▸ EXERCISE TASK:
Find the string "Pereyra" in the records. Copy every line it appears in.

-- START OF RAW DATA --

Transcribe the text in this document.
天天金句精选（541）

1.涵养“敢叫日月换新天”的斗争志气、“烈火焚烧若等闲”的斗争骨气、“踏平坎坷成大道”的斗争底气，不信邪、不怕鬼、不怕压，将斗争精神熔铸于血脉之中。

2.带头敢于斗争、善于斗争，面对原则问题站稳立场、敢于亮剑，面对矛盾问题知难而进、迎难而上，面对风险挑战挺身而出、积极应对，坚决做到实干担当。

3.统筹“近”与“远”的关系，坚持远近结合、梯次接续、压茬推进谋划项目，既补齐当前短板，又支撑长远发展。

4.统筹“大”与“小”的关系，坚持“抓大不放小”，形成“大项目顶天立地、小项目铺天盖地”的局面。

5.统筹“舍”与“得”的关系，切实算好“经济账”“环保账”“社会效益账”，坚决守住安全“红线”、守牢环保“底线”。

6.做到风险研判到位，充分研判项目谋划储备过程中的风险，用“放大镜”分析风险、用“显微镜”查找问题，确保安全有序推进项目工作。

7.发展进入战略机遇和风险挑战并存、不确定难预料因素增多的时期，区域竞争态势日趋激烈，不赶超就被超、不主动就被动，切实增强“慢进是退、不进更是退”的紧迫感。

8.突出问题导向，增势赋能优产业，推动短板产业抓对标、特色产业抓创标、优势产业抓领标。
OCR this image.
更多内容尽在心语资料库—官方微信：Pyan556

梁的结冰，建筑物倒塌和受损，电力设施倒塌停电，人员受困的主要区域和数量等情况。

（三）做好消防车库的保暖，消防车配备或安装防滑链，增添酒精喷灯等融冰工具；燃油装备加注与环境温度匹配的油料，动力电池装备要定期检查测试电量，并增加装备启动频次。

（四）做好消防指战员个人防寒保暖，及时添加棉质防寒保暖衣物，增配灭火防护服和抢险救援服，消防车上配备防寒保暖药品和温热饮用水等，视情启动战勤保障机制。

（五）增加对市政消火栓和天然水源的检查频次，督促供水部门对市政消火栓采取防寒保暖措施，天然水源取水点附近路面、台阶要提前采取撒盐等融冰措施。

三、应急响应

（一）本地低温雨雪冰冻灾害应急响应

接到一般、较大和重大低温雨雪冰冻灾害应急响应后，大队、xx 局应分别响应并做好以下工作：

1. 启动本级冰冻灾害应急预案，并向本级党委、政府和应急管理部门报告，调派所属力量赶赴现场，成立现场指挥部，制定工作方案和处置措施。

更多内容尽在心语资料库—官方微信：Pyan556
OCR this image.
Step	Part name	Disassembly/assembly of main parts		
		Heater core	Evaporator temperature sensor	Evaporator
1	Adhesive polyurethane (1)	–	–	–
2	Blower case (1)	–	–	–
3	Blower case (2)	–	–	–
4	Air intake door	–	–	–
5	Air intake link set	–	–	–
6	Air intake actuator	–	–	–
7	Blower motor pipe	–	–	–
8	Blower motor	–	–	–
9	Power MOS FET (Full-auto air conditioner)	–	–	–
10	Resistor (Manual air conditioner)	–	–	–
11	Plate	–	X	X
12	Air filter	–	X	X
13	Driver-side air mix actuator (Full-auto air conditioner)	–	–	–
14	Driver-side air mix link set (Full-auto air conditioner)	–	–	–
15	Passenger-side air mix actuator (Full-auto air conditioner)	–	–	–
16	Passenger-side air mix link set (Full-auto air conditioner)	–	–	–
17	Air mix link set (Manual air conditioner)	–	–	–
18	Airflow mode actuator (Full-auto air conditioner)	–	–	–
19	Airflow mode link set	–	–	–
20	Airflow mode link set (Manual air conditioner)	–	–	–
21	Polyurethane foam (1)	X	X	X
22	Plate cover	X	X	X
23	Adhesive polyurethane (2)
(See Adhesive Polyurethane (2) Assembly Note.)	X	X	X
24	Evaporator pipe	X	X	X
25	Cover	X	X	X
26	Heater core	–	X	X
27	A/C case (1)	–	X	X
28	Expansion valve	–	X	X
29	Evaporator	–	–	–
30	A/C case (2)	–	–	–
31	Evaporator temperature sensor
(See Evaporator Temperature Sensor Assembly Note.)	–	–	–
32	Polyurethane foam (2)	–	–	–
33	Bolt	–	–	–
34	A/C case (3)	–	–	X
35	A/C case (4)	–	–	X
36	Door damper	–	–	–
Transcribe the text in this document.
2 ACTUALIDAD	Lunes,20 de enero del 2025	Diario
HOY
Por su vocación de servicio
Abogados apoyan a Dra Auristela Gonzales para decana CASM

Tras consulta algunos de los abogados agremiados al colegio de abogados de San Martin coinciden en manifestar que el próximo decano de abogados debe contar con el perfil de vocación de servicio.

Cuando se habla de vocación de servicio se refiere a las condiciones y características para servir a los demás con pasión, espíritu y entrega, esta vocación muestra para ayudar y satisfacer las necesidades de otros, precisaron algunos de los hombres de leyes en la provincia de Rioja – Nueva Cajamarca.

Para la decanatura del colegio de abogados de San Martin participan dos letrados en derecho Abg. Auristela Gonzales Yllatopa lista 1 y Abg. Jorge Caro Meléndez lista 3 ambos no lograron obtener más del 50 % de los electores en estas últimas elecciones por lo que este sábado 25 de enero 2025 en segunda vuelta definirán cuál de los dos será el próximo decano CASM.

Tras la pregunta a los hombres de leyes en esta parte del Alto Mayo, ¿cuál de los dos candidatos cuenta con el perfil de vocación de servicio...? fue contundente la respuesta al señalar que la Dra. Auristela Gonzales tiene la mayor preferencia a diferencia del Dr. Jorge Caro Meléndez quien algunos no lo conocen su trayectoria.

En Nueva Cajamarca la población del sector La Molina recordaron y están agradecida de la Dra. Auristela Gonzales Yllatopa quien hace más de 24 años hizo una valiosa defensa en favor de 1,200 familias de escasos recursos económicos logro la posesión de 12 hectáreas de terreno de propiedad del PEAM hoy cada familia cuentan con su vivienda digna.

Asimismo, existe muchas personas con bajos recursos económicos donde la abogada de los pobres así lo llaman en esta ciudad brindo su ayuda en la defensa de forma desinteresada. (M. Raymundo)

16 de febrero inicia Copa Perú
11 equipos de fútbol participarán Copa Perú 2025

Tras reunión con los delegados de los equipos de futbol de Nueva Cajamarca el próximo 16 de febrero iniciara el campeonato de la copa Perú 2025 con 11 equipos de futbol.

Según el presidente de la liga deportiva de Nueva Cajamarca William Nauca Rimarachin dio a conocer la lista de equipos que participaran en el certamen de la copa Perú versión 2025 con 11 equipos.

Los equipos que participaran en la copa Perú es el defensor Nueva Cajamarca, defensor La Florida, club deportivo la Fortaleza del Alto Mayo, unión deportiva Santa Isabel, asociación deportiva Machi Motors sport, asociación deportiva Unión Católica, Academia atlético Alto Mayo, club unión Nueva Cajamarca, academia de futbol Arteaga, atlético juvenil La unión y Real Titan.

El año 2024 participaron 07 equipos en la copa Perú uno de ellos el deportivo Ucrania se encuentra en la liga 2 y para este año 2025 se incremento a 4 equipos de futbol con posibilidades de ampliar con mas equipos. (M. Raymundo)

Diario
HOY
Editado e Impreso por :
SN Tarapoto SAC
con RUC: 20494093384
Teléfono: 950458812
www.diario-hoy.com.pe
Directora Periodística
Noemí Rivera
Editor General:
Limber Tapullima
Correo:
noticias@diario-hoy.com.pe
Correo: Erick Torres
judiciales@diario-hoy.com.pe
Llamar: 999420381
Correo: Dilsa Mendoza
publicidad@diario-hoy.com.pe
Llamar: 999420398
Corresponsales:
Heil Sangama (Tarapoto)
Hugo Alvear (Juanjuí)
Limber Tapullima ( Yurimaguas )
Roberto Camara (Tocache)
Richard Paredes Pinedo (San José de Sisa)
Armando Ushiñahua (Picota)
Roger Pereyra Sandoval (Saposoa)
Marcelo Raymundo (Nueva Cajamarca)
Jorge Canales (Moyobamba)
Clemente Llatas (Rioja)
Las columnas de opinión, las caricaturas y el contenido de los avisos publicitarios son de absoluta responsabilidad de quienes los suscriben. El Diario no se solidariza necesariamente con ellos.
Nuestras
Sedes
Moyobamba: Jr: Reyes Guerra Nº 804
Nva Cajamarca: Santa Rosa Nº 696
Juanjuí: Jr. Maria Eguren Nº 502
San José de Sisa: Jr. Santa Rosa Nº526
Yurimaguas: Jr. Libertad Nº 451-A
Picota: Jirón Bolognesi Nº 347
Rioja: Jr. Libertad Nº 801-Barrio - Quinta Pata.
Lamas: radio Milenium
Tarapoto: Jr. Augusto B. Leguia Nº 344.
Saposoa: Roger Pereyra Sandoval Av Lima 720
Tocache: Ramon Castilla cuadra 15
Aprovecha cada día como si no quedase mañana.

-- END OF RAW DATA --

▸ TASK RESULT:
Roger Pereyra Sandoval (Saposoa)
Saposoa: Roger Pereyra Sandoval Av Lima 720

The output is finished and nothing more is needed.